> Problem to work on: Note each line where "document" appears, and copy it.

(Saved entries)

----

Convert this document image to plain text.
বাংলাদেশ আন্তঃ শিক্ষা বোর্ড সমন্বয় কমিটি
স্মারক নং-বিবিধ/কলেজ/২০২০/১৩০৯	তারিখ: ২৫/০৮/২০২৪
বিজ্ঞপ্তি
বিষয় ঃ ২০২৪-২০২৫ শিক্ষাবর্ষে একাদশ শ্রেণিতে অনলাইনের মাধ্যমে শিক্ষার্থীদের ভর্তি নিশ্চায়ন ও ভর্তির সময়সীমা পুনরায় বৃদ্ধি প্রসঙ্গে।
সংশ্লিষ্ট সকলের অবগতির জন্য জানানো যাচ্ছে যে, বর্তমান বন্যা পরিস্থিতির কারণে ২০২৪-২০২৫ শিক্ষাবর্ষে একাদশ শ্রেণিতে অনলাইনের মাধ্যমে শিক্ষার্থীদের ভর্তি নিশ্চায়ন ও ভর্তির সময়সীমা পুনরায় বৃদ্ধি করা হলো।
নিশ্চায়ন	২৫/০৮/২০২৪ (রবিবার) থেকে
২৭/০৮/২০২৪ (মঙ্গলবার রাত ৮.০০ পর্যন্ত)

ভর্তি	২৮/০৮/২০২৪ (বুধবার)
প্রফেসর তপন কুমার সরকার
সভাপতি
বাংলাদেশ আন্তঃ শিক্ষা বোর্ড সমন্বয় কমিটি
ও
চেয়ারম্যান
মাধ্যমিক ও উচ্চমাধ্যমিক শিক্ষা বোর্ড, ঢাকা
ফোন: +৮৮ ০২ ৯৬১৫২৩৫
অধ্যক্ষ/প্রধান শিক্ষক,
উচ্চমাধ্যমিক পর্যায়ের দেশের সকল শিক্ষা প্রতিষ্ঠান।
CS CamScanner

----

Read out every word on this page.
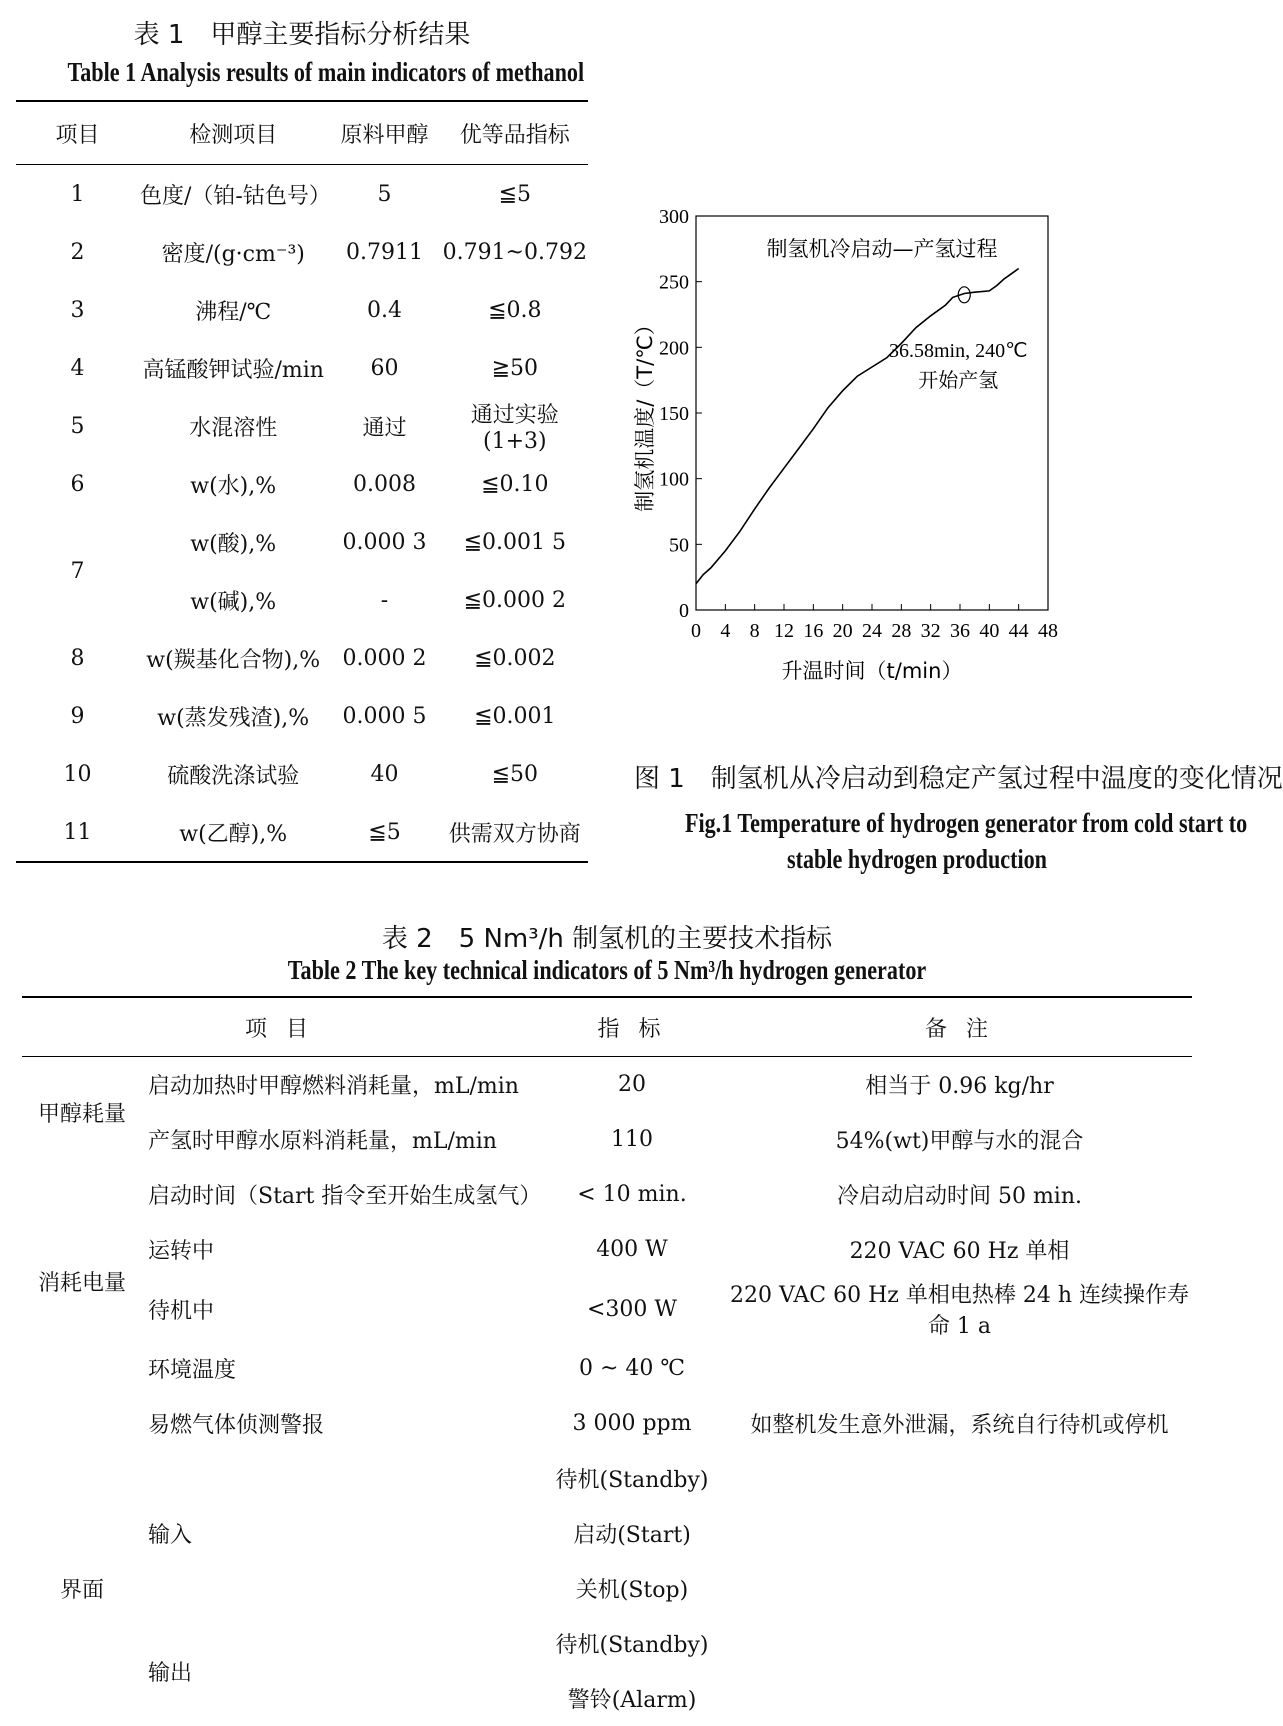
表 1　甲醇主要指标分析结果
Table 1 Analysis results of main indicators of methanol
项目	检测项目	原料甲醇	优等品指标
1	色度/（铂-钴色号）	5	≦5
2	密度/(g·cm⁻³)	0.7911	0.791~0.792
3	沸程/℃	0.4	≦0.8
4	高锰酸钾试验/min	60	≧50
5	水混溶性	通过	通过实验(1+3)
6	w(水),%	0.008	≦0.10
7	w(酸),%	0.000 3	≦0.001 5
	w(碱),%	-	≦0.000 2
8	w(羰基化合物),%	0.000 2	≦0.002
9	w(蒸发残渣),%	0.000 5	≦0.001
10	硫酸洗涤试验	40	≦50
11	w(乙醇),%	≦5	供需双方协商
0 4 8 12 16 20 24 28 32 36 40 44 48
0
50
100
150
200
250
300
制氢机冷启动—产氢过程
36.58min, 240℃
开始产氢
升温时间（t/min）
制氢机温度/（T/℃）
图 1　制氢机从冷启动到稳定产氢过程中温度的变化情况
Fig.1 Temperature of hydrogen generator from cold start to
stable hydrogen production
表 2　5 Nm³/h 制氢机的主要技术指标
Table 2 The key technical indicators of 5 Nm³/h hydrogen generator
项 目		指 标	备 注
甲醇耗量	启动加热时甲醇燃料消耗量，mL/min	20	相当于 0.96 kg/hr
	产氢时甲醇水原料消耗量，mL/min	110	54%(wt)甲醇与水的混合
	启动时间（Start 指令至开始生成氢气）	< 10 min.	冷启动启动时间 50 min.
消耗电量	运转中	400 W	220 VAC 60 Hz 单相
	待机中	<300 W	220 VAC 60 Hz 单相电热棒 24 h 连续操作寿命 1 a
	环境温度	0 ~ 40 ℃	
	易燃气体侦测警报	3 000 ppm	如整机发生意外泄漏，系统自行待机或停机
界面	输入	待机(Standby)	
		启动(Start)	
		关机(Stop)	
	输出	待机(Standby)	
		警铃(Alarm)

----

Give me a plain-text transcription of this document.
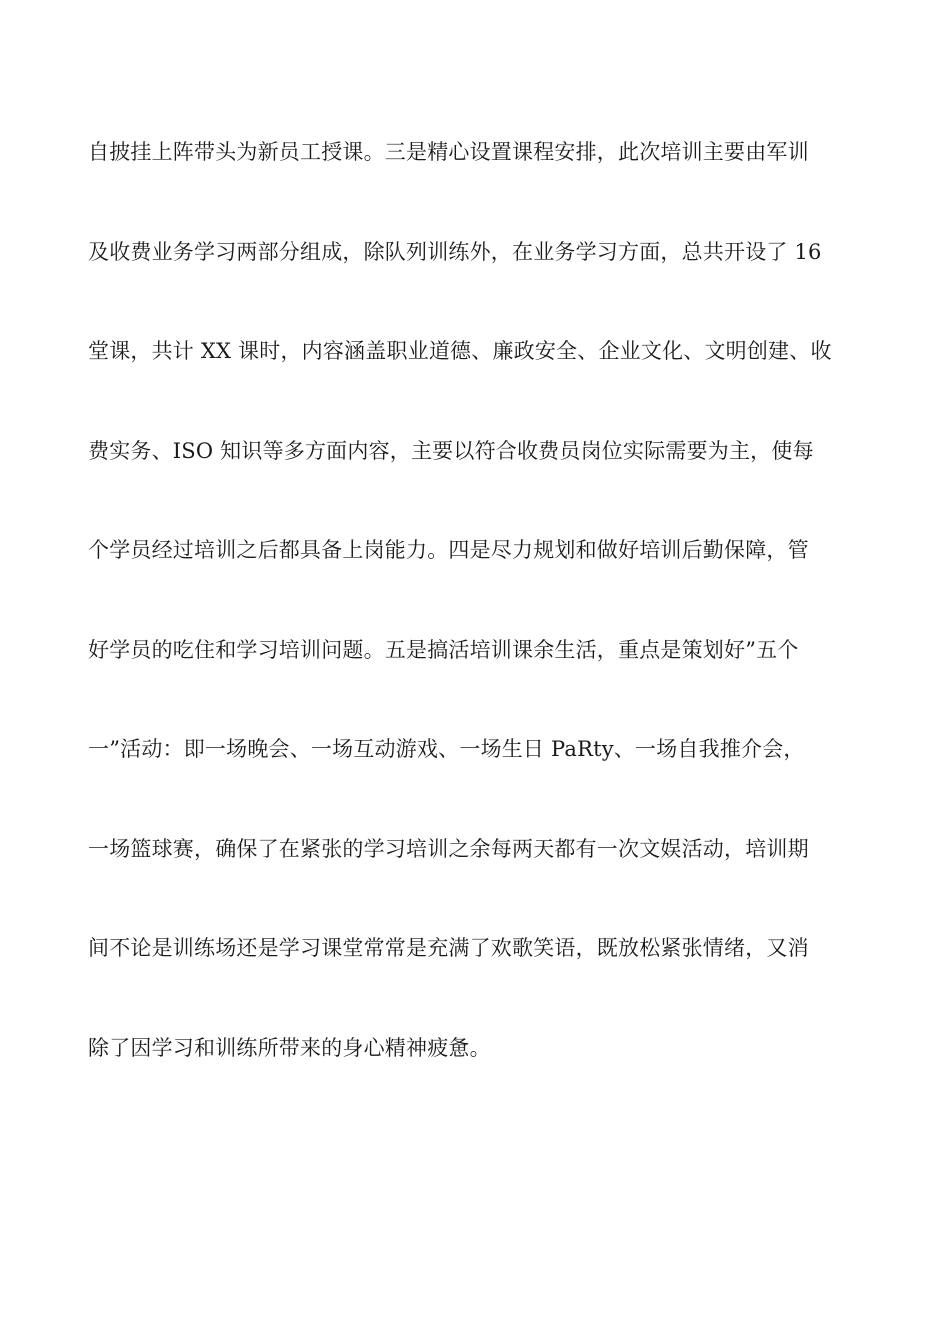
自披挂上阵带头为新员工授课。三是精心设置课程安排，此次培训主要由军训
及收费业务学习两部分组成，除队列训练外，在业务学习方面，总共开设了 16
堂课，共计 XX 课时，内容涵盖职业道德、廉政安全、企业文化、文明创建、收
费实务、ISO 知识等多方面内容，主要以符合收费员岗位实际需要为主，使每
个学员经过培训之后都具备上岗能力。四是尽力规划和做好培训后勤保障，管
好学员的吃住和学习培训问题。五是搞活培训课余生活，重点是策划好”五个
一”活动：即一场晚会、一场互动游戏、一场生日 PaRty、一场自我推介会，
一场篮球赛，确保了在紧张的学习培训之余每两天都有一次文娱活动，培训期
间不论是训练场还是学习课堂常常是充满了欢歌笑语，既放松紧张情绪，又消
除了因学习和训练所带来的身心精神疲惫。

----

> Solution to this exercise:
Convert this document image to plain text.
Give me a plain-text transcription of this document.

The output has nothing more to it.